» **WHAT YOU WILL DO**: Of all the lines in the material below, how many include the string "Create"? Give the number only.

:: DATA LISTING ::

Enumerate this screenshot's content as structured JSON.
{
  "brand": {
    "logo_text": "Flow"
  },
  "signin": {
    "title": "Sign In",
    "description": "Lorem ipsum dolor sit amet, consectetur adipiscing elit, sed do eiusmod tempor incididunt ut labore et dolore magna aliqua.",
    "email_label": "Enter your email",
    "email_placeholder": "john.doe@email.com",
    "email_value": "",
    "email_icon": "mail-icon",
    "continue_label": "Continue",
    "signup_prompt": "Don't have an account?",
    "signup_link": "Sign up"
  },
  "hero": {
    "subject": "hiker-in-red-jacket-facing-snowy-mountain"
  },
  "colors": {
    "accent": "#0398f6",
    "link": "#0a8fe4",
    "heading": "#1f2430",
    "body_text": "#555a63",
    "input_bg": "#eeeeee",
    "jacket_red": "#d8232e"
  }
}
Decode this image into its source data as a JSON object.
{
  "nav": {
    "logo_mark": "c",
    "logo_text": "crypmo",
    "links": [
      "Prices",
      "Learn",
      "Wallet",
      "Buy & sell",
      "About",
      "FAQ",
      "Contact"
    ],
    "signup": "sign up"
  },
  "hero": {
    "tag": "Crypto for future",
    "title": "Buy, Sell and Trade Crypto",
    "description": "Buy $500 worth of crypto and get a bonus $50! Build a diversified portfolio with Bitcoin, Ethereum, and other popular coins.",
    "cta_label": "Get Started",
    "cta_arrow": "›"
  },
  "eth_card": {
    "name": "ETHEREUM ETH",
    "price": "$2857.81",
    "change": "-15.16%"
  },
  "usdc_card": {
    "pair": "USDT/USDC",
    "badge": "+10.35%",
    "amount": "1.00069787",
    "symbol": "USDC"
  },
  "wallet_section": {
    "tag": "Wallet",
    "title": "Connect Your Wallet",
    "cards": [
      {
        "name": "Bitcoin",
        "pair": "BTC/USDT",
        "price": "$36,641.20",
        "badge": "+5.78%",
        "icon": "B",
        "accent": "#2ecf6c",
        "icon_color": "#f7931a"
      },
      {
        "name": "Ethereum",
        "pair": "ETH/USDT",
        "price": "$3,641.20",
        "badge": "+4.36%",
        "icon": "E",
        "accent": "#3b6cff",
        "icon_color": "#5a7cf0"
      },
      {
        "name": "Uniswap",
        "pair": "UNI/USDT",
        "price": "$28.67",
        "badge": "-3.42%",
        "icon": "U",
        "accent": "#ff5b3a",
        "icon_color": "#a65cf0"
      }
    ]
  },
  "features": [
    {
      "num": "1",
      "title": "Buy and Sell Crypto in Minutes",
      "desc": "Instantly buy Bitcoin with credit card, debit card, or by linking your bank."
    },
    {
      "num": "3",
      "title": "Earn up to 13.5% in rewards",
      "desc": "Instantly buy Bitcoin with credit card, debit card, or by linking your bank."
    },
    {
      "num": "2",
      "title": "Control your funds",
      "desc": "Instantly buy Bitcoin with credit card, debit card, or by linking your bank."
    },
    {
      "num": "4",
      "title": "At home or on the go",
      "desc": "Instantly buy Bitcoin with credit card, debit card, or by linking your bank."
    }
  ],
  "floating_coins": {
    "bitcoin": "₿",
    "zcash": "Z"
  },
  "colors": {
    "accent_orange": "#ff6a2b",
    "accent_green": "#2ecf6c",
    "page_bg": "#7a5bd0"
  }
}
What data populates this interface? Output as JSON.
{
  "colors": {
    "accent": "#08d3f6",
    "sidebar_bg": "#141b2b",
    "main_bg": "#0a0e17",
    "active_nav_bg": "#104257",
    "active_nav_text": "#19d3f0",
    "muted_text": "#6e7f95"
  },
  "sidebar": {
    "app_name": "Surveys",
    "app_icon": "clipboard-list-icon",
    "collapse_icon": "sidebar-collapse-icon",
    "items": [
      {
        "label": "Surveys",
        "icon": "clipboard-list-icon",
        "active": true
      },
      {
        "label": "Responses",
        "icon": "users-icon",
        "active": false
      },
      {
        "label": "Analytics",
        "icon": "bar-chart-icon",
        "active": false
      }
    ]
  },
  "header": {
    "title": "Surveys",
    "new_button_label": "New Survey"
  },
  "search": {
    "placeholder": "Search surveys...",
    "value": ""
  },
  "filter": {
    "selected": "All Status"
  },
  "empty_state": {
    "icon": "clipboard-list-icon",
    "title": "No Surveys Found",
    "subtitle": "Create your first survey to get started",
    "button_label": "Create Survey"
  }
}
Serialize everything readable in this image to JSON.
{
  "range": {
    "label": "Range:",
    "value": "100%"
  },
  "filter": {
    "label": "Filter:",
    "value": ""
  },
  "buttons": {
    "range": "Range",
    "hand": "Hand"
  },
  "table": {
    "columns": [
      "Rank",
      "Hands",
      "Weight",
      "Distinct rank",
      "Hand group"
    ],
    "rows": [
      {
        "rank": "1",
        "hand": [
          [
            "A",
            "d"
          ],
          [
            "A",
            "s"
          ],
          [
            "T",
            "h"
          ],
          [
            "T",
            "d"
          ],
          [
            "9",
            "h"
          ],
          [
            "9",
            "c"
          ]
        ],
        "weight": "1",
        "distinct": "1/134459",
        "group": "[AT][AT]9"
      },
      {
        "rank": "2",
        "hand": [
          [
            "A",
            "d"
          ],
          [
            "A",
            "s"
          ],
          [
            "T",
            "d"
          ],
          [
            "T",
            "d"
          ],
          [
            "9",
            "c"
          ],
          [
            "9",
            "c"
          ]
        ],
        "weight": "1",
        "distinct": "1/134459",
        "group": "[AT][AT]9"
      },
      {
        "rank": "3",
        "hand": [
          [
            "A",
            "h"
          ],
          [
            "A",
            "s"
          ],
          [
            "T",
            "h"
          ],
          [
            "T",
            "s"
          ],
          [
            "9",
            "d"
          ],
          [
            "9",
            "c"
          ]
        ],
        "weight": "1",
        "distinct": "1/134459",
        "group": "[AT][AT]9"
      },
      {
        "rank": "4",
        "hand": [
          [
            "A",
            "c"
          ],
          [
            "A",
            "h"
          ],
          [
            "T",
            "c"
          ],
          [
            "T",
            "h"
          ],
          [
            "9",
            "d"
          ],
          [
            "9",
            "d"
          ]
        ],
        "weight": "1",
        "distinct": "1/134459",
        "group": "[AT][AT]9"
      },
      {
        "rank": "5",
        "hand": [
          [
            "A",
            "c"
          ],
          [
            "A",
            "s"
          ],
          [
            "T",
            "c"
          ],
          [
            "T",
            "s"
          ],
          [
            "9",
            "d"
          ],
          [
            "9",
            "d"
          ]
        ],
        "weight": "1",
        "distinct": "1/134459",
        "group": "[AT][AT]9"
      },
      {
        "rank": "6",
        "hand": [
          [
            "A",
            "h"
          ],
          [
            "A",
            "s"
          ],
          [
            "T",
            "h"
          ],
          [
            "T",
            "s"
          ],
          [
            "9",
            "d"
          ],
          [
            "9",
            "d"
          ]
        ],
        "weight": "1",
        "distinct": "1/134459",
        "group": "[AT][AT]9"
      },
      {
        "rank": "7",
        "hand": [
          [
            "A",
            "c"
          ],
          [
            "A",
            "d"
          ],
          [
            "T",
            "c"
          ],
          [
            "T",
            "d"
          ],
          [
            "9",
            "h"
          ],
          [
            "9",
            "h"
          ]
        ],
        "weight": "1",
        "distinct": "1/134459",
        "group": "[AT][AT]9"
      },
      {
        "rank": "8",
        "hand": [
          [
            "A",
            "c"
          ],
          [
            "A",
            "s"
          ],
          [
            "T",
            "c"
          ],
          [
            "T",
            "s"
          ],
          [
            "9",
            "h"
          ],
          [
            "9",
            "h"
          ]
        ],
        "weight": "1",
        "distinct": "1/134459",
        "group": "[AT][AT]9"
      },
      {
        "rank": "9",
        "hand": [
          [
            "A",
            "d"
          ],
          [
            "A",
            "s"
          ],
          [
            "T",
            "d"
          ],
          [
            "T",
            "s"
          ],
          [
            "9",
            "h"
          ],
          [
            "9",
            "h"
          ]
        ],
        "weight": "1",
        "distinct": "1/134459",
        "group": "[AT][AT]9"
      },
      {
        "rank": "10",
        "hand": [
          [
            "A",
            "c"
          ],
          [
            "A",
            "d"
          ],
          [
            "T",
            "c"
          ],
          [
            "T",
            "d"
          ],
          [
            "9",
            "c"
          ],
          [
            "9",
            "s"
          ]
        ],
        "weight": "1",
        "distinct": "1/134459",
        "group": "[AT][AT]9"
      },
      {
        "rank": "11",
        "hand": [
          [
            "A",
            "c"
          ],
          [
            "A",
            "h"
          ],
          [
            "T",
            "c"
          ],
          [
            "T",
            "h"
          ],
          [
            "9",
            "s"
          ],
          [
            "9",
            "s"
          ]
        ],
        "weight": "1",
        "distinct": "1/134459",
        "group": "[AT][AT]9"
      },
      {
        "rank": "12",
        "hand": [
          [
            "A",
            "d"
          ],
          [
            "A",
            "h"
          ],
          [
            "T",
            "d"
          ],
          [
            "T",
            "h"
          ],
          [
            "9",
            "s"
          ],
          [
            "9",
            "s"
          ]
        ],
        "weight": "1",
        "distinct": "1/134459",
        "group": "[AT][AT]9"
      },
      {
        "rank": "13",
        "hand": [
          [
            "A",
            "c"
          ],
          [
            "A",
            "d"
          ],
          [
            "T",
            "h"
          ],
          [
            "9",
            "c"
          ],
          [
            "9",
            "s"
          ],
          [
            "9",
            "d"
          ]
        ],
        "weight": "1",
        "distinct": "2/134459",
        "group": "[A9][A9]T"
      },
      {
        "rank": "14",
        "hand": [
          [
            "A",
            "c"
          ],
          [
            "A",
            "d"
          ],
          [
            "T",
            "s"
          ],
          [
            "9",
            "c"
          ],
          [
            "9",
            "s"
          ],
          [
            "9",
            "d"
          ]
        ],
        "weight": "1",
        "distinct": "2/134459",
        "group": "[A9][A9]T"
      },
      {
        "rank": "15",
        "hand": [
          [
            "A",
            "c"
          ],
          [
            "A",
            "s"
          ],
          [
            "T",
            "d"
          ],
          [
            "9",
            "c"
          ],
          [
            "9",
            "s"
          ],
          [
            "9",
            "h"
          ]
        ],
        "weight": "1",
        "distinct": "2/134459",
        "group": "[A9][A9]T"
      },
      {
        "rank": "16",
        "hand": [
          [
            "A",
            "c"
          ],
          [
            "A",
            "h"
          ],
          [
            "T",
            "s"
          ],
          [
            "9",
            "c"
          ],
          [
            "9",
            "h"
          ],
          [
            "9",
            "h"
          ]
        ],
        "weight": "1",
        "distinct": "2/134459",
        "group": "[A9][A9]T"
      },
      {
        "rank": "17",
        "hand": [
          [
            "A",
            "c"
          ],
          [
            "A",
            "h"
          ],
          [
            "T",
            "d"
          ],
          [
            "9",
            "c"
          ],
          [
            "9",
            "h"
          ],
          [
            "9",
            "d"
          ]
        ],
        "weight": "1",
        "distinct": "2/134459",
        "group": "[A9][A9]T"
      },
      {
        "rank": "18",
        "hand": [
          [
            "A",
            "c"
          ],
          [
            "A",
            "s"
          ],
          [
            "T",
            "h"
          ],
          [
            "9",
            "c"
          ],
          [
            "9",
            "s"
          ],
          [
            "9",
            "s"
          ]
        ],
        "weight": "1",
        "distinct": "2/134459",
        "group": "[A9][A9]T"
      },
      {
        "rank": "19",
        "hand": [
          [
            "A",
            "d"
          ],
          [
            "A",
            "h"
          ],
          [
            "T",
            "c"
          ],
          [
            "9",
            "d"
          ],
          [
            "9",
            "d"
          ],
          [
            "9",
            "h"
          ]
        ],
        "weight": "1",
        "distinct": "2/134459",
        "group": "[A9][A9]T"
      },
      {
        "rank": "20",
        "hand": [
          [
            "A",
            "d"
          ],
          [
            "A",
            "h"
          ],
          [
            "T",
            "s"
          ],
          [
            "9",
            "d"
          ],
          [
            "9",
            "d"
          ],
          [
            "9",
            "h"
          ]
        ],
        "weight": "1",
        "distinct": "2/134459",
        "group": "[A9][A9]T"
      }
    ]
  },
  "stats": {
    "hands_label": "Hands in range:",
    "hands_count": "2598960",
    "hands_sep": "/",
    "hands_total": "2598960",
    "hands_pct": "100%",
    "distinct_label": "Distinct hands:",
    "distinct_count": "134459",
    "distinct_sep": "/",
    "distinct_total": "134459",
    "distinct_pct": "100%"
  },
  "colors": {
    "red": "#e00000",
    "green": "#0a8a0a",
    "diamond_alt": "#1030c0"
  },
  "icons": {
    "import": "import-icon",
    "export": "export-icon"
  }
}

:::

» **REPLY**: 2